## [PROVIDED DATA]

◆ ◆ ◆

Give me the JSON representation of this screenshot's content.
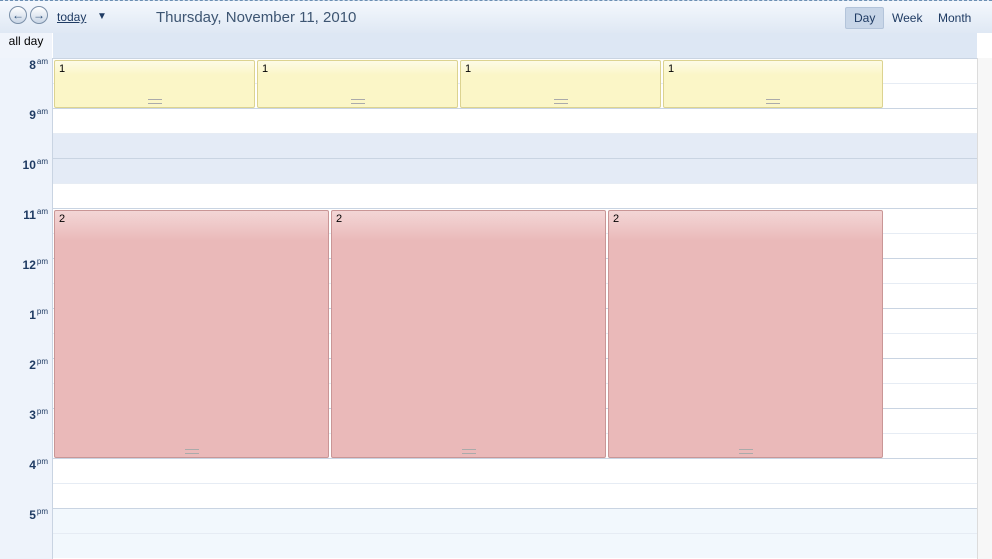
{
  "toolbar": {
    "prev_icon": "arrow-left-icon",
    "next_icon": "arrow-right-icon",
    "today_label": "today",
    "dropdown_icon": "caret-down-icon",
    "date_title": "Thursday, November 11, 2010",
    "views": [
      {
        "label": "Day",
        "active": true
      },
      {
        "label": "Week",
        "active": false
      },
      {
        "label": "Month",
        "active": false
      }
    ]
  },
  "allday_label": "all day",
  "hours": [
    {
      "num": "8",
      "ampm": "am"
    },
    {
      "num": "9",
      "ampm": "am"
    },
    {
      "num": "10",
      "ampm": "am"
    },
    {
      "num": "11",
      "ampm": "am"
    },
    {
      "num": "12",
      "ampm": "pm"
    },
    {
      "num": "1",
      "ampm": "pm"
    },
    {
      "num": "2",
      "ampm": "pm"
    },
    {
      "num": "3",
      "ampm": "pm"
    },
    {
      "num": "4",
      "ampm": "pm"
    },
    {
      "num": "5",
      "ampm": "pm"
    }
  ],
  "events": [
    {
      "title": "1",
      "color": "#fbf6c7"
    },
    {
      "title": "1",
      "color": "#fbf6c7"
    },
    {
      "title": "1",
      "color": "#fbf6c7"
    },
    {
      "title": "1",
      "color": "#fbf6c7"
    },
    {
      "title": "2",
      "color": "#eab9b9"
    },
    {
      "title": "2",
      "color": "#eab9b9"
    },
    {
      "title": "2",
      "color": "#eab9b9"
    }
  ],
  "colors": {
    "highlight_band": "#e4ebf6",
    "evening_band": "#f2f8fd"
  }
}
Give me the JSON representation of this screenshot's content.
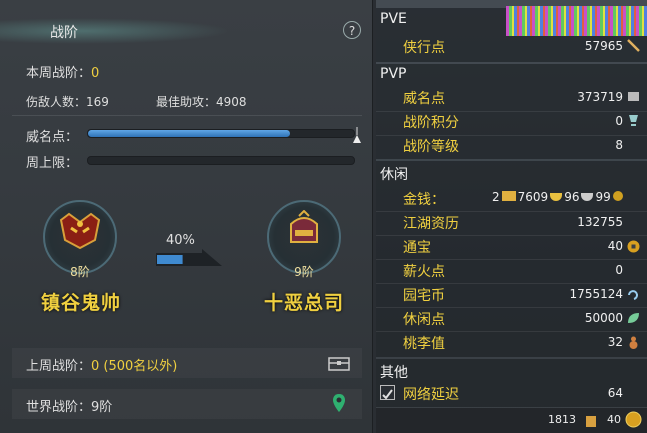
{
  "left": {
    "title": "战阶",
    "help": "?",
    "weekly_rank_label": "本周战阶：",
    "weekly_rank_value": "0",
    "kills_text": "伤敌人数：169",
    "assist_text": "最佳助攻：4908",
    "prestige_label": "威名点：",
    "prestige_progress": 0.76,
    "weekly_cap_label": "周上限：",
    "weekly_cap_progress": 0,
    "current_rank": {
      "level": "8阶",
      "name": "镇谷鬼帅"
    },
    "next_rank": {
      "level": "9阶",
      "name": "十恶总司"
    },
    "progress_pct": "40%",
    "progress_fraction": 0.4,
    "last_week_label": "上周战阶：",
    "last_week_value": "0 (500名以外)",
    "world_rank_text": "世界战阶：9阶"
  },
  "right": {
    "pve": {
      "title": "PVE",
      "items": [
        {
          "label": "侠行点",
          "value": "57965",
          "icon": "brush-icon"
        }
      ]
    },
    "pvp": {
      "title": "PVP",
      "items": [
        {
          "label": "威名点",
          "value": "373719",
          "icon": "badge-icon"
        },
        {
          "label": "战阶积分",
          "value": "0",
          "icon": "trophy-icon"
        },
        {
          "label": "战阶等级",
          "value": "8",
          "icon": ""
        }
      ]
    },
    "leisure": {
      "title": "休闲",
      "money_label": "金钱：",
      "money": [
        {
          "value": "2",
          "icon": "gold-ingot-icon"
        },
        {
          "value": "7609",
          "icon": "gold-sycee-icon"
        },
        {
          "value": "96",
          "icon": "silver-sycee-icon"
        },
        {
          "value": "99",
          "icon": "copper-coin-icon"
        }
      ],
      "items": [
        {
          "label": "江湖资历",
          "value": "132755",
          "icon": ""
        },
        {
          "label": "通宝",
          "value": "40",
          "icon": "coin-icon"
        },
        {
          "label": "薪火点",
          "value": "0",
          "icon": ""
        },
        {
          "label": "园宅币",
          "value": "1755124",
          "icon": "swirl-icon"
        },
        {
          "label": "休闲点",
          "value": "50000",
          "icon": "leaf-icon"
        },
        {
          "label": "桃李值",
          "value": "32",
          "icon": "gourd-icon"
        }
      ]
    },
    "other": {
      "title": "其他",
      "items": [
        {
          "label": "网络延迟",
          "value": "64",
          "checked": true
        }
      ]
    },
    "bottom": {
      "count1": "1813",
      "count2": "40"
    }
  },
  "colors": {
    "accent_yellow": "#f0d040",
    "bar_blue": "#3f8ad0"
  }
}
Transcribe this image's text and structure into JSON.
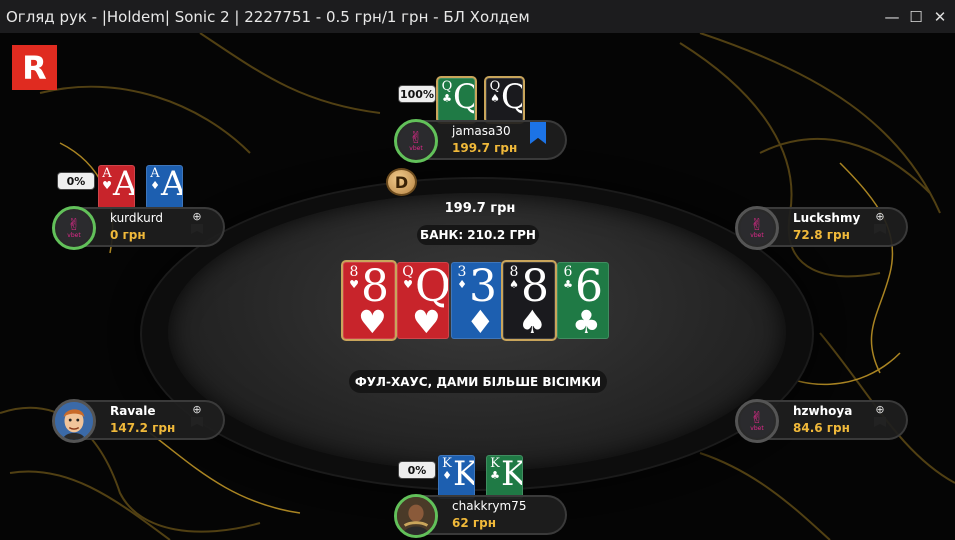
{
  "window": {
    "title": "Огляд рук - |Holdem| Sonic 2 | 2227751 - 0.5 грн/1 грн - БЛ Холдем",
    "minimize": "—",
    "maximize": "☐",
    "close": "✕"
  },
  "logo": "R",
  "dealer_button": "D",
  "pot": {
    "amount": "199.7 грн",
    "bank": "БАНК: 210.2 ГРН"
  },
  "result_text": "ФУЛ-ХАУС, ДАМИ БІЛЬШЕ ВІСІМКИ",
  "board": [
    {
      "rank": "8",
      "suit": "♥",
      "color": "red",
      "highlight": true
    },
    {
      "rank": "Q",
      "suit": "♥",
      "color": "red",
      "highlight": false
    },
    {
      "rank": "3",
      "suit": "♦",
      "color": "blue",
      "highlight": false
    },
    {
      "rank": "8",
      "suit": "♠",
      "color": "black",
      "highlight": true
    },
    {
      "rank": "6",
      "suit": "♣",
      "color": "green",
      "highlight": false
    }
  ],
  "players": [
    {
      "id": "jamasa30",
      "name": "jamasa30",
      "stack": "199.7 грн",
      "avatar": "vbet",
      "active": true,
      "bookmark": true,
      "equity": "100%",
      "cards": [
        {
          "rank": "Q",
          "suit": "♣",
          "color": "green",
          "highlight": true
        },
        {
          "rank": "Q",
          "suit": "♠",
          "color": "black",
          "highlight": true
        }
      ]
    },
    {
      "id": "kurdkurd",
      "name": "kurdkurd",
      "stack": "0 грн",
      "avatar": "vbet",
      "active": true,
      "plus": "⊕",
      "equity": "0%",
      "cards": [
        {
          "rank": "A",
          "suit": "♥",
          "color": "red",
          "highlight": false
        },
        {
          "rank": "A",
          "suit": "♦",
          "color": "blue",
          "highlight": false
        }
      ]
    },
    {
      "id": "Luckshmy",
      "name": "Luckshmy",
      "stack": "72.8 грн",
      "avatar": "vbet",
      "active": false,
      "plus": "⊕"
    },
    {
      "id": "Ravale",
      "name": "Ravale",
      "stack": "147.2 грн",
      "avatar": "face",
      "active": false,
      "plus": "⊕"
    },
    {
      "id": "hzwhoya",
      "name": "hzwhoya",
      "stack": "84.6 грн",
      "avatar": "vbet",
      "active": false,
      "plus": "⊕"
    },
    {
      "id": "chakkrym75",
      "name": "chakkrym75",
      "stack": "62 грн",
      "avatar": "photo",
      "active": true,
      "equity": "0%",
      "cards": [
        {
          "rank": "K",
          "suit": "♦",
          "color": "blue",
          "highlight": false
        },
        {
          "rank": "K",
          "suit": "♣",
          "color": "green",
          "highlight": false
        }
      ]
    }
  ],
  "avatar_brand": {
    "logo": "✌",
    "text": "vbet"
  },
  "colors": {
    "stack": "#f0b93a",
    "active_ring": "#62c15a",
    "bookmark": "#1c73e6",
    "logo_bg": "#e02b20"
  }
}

◆ ◆ ◆

## [SET TASK]
Repeat verbatim all the material, but not the pictures.

## [CORRECT RESULT]
Give me the JSON representation of this screenshot's content.
{
  "toolbar": {
    "prev_icon": "arrow-left-icon",
    "next_icon": "arrow-right-icon",
    "today_label": "today",
    "dropdown_icon": "caret-down-icon",
    "date_title": "Thursday, November 11, 2010",
    "views": [
      {
        "label": "Day",
        "active": true
      },
      {
        "label": "Week",
        "active": false
      },
      {
        "label": "Month",
        "active": false
      }
    ]
  },
  "allday_label": "all day",
  "hours": [
    {
      "num": "8",
      "ampm": "am"
    },
    {
      "num": "9",
      "ampm": "am"
    },
    {
      "num": "10",
      "ampm": "am"
    },
    {
      "num": "11",
      "ampm": "am"
    },
    {
      "num": "12",
      "ampm": "pm"
    },
    {
      "num": "1",
      "ampm": "pm"
    },
    {
      "num": "2",
      "ampm": "pm"
    },
    {
      "num": "3",
      "ampm": "pm"
    },
    {
      "num": "4",
      "ampm": "pm"
    },
    {
      "num": "5",
      "ampm": "pm"
    }
  ],
  "events": [
    {
      "title": "1",
      "color": "#fbf6c7"
    },
    {
      "title": "1",
      "color": "#fbf6c7"
    },
    {
      "title": "1",
      "color": "#fbf6c7"
    },
    {
      "title": "1",
      "color": "#fbf6c7"
    },
    {
      "title": "2",
      "color": "#eab9b9"
    },
    {
      "title": "2",
      "color": "#eab9b9"
    },
    {
      "title": "2",
      "color": "#eab9b9"
    }
  ],
  "colors": {
    "highlight_band": "#e4ebf6",
    "evening_band": "#f2f8fd"
  }
}
Give me the JSON representation of this screenshot's content.
{
  "left": {
    "title": "战阶",
    "help": "?",
    "weekly_rank_label": "本周战阶：",
    "weekly_rank_value": "0",
    "kills_text": "伤敌人数：169",
    "assist_text": "最佳助攻：4908",
    "prestige_label": "威名点：",
    "prestige_progress": 0.76,
    "weekly_cap_label": "周上限：",
    "weekly_cap_progress": 0,
    "current_rank": {
      "level": "8阶",
      "name": "镇谷鬼帅"
    },
    "next_rank": {
      "level": "9阶",
      "name": "十恶总司"
    },
    "progress_pct": "40%",
    "progress_fraction": 0.4,
    "last_week_label": "上周战阶：",
    "last_week_value": "0 (500名以外)",
    "world_rank_text": "世界战阶：9阶"
  },
  "right": {
    "pve": {
      "title": "PVE",
      "items": [
        {
          "label": "侠行点",
          "value": "57965",
          "icon": "brush-icon"
        }
      ]
    },
    "pvp": {
      "title": "PVP",
      "items": [
        {
          "label": "威名点",
          "value": "373719",
          "icon": "badge-icon"
        },
        {
          "label": "战阶积分",
          "value": "0",
          "icon": "trophy-icon"
        },
        {
          "label": "战阶等级",
          "value": "8",
          "icon": ""
        }
      ]
    },
    "leisure": {
      "title": "休闲",
      "money_label": "金钱：",
      "money": [
        {
          "value": "2",
          "icon": "gold-ingot-icon"
        },
        {
          "value": "7609",
          "icon": "gold-sycee-icon"
        },
        {
          "value": "96",
          "icon": "silver-sycee-icon"
        },
        {
          "value": "99",
          "icon": "copper-coin-icon"
        }
      ],
      "items": [
        {
          "label": "江湖资历",
          "value": "132755",
          "icon": ""
        },
        {
          "label": "通宝",
          "value": "40",
          "icon": "coin-icon"
        },
        {
          "label": "薪火点",
          "value": "0",
          "icon": ""
        },
        {
          "label": "园宅币",
          "value": "1755124",
          "icon": "swirl-icon"
        },
        {
          "label": "休闲点",
          "value": "50000",
          "icon": "leaf-icon"
        },
        {
          "label": "桃李值",
          "value": "32",
          "icon": "gourd-icon"
        }
      ]
    },
    "other": {
      "title": "其他",
      "items": [
        {
          "label": "网络延迟",
          "value": "64",
          "checked": true
        }
      ]
    },
    "bottom": {
      "count1": "1813",
      "count2": "40"
    }
  },
  "colors": {
    "accent_yellow": "#f0d040",
    "bar_blue": "#3f8ad0"
  }
}
Transcribe this image's text and structure into JSON.
{
  "window": {
    "title": "Огляд рук - |Holdem| Sonic 2 | 2227751 - 0.5 грн/1 грн - БЛ Холдем",
    "minimize": "—",
    "maximize": "☐",
    "close": "✕"
  },
  "logo": "R",
  "dealer_button": "D",
  "pot": {
    "amount": "199.7 грн",
    "bank": "БАНК: 210.2 ГРН"
  },
  "result_text": "ФУЛ-ХАУС, ДАМИ БІЛЬШЕ ВІСІМКИ",
  "board": [
    {
      "rank": "8",
      "suit": "♥",
      "color": "red",
      "highlight": true
    },
    {
      "rank": "Q",
      "suit": "♥",
      "color": "red",
      "highlight": false
    },
    {
      "rank": "3",
      "suit": "♦",
      "color": "blue",
      "highlight": false
    },
    {
      "rank": "8",
      "suit": "♠",
      "color": "black",
      "highlight": true
    },
    {
      "rank": "6",
      "suit": "♣",
      "color": "green",
      "highlight": false
    }
  ],
  "players": [
    {
      "id": "jamasa30",
      "name": "jamasa30",
      "stack": "199.7 грн",
      "avatar": "vbet",
      "active": true,
      "bookmark": true,
      "equity": "100%",
      "cards": [
        {
          "rank": "Q",
          "suit": "♣",
          "color": "green",
          "highlight": true
        },
        {
          "rank": "Q",
          "suit": "♠",
          "color": "black",
          "highlight": true
        }
      ]
    },
    {
      "id": "kurdkurd",
      "name": "kurdkurd",
      "stack": "0 грн",
      "avatar": "vbet",
      "active": true,
      "plus": "⊕",
      "equity": "0%",
      "cards": [
        {
          "rank": "A",
          "suit": "♥",
          "color": "red",
          "highlight": false
        },
        {
          "rank": "A",
          "suit": "♦",
          "color": "blue",
          "highlight": false
        }
      ]
    },
    {
      "id": "Luckshmy",
      "name": "Luckshmy",
      "stack": "72.8 грн",
      "avatar": "vbet",
      "active": false,
      "plus": "⊕"
    },
    {
      "id": "Ravale",
      "name": "Ravale",
      "stack": "147.2 грн",
      "avatar": "face",
      "active": false,
      "plus": "⊕"
    },
    {
      "id": "hzwhoya",
      "name": "hzwhoya",
      "stack": "84.6 грн",
      "avatar": "vbet",
      "active": false,
      "plus": "⊕"
    },
    {
      "id": "chakkrym75",
      "name": "chakkrym75",
      "stack": "62 грн",
      "avatar": "photo",
      "active": true,
      "equity": "0%",
      "cards": [
        {
          "rank": "K",
          "suit": "♦",
          "color": "blue",
          "highlight": false
        },
        {
          "rank": "K",
          "suit": "♣",
          "color": "green",
          "highlight": false
        }
      ]
    }
  ],
  "avatar_brand": {
    "logo": "✌",
    "text": "vbet"
  },
  "colors": {
    "stack": "#f0b93a",
    "active_ring": "#62c15a",
    "bookmark": "#1c73e6",
    "logo_bg": "#e02b20"
  }
}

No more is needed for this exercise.